** BEGIN DATA SECTION **
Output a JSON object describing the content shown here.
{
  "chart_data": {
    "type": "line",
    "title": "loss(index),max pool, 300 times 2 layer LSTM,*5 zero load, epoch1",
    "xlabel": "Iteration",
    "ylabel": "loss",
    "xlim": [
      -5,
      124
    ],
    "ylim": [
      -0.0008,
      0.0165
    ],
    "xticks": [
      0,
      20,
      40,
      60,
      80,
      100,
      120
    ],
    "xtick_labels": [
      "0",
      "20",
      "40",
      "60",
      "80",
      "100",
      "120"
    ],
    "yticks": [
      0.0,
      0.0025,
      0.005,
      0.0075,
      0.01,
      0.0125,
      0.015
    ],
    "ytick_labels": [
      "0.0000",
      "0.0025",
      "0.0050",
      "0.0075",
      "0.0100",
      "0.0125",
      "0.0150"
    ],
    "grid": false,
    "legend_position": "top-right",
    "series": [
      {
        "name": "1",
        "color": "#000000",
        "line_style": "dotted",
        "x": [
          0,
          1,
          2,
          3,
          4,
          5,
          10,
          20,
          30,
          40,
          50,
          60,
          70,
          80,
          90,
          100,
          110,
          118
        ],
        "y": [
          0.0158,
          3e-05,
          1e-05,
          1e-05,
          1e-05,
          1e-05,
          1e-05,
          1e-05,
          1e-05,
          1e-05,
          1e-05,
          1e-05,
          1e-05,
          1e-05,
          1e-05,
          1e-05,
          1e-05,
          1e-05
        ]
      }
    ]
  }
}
** END DATA SECTION **
* SHORT PROBLEM
Copy each line above where the string "loss" occurs.

* COMPLETED EXERCISE
    "title": "loss(index),max pool, 300 times 2 layer LSTM,*5 zero load, epoch1",
    "ylabel": "loss",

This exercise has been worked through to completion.